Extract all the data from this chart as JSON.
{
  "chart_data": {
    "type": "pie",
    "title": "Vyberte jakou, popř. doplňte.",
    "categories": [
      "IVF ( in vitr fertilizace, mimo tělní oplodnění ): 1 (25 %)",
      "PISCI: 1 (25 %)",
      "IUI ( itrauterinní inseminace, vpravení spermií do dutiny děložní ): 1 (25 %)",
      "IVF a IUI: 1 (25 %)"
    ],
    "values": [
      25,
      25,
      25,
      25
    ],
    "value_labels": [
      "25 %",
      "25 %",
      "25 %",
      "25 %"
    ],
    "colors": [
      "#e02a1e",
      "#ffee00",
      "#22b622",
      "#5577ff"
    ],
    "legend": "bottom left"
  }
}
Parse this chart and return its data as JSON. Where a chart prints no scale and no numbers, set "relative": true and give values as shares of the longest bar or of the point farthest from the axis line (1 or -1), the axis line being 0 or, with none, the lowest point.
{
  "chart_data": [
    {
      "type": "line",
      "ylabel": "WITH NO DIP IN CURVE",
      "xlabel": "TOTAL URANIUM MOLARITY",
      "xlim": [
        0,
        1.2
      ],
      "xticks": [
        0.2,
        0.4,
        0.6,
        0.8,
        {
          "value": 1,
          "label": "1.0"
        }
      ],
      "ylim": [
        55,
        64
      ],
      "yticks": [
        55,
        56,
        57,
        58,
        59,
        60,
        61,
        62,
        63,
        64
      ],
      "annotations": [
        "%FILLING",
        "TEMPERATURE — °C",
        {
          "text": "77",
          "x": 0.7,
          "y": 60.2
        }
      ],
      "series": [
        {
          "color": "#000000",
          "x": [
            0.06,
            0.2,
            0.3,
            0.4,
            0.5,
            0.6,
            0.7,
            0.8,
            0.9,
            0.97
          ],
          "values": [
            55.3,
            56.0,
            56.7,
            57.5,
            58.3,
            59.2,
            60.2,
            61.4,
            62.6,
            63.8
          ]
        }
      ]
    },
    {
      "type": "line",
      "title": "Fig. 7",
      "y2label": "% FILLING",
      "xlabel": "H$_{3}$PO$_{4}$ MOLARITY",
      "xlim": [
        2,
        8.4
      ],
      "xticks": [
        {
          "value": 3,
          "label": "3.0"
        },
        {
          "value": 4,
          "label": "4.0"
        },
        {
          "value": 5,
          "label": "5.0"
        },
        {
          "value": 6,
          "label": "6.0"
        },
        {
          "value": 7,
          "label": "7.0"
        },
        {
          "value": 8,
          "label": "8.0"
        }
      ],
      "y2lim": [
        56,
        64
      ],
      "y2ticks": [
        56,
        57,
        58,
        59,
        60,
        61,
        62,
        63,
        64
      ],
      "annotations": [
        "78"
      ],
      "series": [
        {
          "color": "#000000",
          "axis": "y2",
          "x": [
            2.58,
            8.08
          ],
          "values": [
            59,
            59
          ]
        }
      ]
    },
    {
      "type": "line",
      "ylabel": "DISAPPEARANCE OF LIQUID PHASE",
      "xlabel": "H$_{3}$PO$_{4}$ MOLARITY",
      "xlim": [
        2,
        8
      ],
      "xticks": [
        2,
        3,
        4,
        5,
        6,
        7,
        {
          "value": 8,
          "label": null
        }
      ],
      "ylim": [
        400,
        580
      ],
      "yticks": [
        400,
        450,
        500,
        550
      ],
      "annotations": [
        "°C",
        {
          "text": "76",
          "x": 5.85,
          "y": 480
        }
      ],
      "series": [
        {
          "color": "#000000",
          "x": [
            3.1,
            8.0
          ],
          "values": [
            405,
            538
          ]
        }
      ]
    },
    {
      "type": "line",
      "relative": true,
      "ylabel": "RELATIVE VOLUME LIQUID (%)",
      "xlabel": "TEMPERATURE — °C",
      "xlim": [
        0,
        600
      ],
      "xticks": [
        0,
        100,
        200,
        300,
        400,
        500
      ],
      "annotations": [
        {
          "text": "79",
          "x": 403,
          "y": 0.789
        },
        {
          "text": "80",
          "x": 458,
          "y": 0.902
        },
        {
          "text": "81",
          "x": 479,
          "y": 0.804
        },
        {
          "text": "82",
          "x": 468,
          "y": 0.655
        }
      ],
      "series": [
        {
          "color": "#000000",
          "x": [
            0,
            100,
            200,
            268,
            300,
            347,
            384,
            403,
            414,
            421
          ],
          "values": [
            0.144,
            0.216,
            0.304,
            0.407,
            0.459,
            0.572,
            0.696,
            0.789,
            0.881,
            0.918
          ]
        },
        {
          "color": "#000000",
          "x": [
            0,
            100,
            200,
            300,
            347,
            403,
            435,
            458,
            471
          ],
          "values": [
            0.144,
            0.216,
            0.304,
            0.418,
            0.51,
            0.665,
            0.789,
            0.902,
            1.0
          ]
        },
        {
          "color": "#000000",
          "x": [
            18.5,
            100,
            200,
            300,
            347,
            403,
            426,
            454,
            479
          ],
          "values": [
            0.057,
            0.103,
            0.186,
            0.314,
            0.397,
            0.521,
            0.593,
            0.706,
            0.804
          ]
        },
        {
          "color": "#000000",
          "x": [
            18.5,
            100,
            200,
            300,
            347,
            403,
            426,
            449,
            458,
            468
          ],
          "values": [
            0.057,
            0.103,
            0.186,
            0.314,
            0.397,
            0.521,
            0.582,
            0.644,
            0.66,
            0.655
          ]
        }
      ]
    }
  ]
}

**WHAT IS NEEDED:**
Working from the material above, retype it in its entirety without change.

**SOLUTION:**
Extract all the data from this chart as JSON.
{
  "chart_data": {
    "type": "pie",
    "title": "Vyberte jakou, popř. doplňte.",
    "categories": [
      "IVF ( in vitr fertilizace, mimo tělní oplodnění ): 1 (25 %)",
      "PISCI: 1 (25 %)",
      "IUI ( itrauterinní inseminace, vpravení spermií do dutiny děložní ): 1 (25 %)",
      "IVF a IUI: 1 (25 %)"
    ],
    "values": [
      25,
      25,
      25,
      25
    ],
    "value_labels": [
      "25 %",
      "25 %",
      "25 %",
      "25 %"
    ],
    "colors": [
      "#e02a1e",
      "#ffee00",
      "#22b622",
      "#5577ff"
    ],
    "legend": "bottom left"
  }
}
Parse this chart and return its data as JSON. Where a chart prints no scale and no numbers, set "relative": true and give values as shares of the longest bar or of the point farthest from the axis line (1 or -1), the axis line being 0 or, with none, the lowest point.
{
  "chart_data": [
    {
      "type": "line",
      "ylabel": "WITH NO DIP IN CURVE",
      "xlabel": "TOTAL URANIUM MOLARITY",
      "xlim": [
        0,
        1.2
      ],
      "xticks": [
        0.2,
        0.4,
        0.6,
        0.8,
        {
          "value": 1,
          "label": "1.0"
        }
      ],
      "ylim": [
        55,
        64
      ],
      "yticks": [
        55,
        56,
        57,
        58,
        59,
        60,
        61,
        62,
        63,
        64
      ],
      "annotations": [
        "%FILLING",
        "TEMPERATURE — °C",
        {
          "text": "77",
          "x": 0.7,
          "y": 60.2
        }
      ],
      "series": [
        {
          "color": "#000000",
          "x": [
            0.06,
            0.2,
            0.3,
            0.4,
            0.5,
            0.6,
            0.7,
            0.8,
            0.9,
            0.97
          ],
          "values": [
            55.3,
            56.0,
            56.7,
            57.5,
            58.3,
            59.2,
            60.2,
            61.4,
            62.6,
            63.8
          ]
        }
      ]
    },
    {
      "type": "line",
      "title": "Fig. 7",
      "y2label": "% FILLING",
      "xlabel": "H$_{3}$PO$_{4}$ MOLARITY",
      "xlim": [
        2,
        8.4
      ],
      "xticks": [
        {
          "value": 3,
          "label": "3.0"
        },
        {
          "value": 4,
          "label": "4.0"
        },
        {
          "value": 5,
          "label": "5.0"
        },
        {
          "value": 6,
          "label": "6.0"
        },
        {
          "value": 7,
          "label": "7.0"
        },
        {
          "value": 8,
          "label": "8.0"
        }
      ],
      "y2lim": [
        56,
        64
      ],
      "y2ticks": [
        56,
        57,
        58,
        59,
        60,
        61,
        62,
        63,
        64
      ],
      "annotations": [
        "78"
      ],
      "series": [
        {
          "color": "#000000",
          "axis": "y2",
          "x": [
            2.58,
            8.08
          ],
          "values": [
            59,
            59
          ]
        }
      ]
    },
    {
      "type": "line",
      "ylabel": "DISAPPEARANCE OF LIQUID PHASE",
      "xlabel": "H$_{3}$PO$_{4}$ MOLARITY",
      "xlim": [
        2,
        8
      ],
      "xticks": [
        2,
        3,
        4,
        5,
        6,
        7,
        {
          "value": 8,
          "label": null
        }
      ],
      "ylim": [
        400,
        580
      ],
      "yticks": [
        400,
        450,
        500,
        550
      ],
      "annotations": [
        "°C",
        {
          "text": "76",
          "x": 5.85,
          "y": 480
        }
      ],
      "series": [
        {
          "color": "#000000",
          "x": [
            3.1,
            8.0
          ],
          "values": [
            405,
            538
          ]
        }
      ]
    },
    {
      "type": "line",
      "relative": true,
      "ylabel": "RELATIVE VOLUME LIQUID (%)",
      "xlabel": "TEMPERATURE — °C",
      "xlim": [
        0,
        600
      ],
      "xticks": [
        0,
        100,
        200,
        300,
        400,
        500
      ],
      "annotations": [
        {
          "text": "79",
          "x": 403,
          "y": 0.789
        },
        {
          "text": "80",
          "x": 458,
          "y": 0.902
        },
        {
          "text": "81",
          "x": 479,
          "y": 0.804
        },
        {
          "text": "82",
          "x": 468,
          "y": 0.655
        }
      ],
      "series": [
        {
          "color": "#000000",
          "x": [
            0,
            100,
            200,
            268,
            300,
            347,
            384,
            403,
            414,
            421
          ],
          "values": [
            0.144,
            0.216,
            0.304,
            0.407,
            0.459,
            0.572,
            0.696,
            0.789,
            0.881,
            0.918
          ]
        },
        {
          "color": "#000000",
          "x": [
            0,
            100,
            200,
            300,
            347,
            403,
            435,
            458,
            471
          ],
          "values": [
            0.144,
            0.216,
            0.304,
            0.418,
            0.51,
            0.665,
            0.789,
            0.902,
            1.0
          ]
        },
        {
          "color": "#000000",
          "x": [
            18.5,
            100,
            200,
            300,
            347,
            403,
            426,
            454,
            479
          ],
          "values": [
            0.057,
            0.103,
            0.186,
            0.314,
            0.397,
            0.521,
            0.593,
            0.706,
            0.804
          ]
        },
        {
          "color": "#000000",
          "x": [
            18.5,
            100,
            200,
            300,
            347,
            403,
            426,
            449,
            458,
            468
          ],
          "values": [
            0.057,
            0.103,
            0.186,
            0.314,
            0.397,
            0.521,
            0.582,
            0.644,
            0.66,
            0.655
          ]
        }
      ]
    }
  ]
}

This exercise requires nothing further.